** Work instructions **
Reproduce each of the lines word for word.

** Material **

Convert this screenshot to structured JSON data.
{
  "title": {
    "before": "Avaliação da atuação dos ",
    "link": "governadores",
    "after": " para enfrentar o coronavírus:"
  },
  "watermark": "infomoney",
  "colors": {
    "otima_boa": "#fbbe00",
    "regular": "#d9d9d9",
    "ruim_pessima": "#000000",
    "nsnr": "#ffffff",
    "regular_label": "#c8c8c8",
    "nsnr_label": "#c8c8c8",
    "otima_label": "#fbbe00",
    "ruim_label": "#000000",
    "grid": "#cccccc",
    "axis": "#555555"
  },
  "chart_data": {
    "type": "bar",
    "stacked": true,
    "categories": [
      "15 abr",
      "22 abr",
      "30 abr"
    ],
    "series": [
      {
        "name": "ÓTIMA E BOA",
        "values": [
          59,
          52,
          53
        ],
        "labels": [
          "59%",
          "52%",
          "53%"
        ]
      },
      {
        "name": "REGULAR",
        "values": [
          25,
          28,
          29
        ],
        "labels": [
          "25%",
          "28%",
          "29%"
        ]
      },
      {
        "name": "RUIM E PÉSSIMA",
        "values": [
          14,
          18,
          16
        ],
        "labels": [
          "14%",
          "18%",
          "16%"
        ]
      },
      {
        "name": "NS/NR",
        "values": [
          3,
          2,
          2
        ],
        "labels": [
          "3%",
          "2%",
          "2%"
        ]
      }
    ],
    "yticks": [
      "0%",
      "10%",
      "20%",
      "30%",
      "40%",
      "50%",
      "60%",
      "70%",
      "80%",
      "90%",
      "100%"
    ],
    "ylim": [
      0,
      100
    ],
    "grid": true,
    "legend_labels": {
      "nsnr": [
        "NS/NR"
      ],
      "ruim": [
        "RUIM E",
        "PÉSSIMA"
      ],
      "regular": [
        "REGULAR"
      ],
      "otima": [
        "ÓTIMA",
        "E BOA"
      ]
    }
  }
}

** Output **
Convert this screenshot to structured JSON data.
{
  "title": {
    "before": "Avaliação da atuação dos ",
    "link": "governadores",
    "after": " para enfrentar o coronavírus:"
  },
  "watermark": "infomoney",
  "colors": {
    "otima_boa": "#fbbe00",
    "regular": "#d9d9d9",
    "ruim_pessima": "#000000",
    "nsnr": "#ffffff",
    "regular_label": "#c8c8c8",
    "nsnr_label": "#c8c8c8",
    "otima_label": "#fbbe00",
    "ruim_label": "#000000",
    "grid": "#cccccc",
    "axis": "#555555"
  },
  "chart_data": {
    "type": "bar",
    "stacked": true,
    "categories": [
      "15 abr",
      "22 abr",
      "30 abr"
    ],
    "series": [
      {
        "name": "ÓTIMA E BOA",
        "values": [
          59,
          52,
          53
        ],
        "labels": [
          "59%",
          "52%",
          "53%"
        ]
      },
      {
        "name": "REGULAR",
        "values": [
          25,
          28,
          29
        ],
        "labels": [
          "25%",
          "28%",
          "29%"
        ]
      },
      {
        "name": "RUIM E PÉSSIMA",
        "values": [
          14,
          18,
          16
        ],
        "labels": [
          "14%",
          "18%",
          "16%"
        ]
      },
      {
        "name": "NS/NR",
        "values": [
          3,
          2,
          2
        ],
        "labels": [
          "3%",
          "2%",
          "2%"
        ]
      }
    ],
    "yticks": [
      "0%",
      "10%",
      "20%",
      "30%",
      "40%",
      "50%",
      "60%",
      "70%",
      "80%",
      "90%",
      "100%"
    ],
    "ylim": [
      0,
      100
    ],
    "grid": true,
    "legend_labels": {
      "nsnr": [
        "NS/NR"
      ],
      "ruim": [
        "RUIM E",
        "PÉSSIMA"
      ],
      "regular": [
        "REGULAR"
      ],
      "otima": [
        "ÓTIMA",
        "E BOA"
      ]
    }
  }
}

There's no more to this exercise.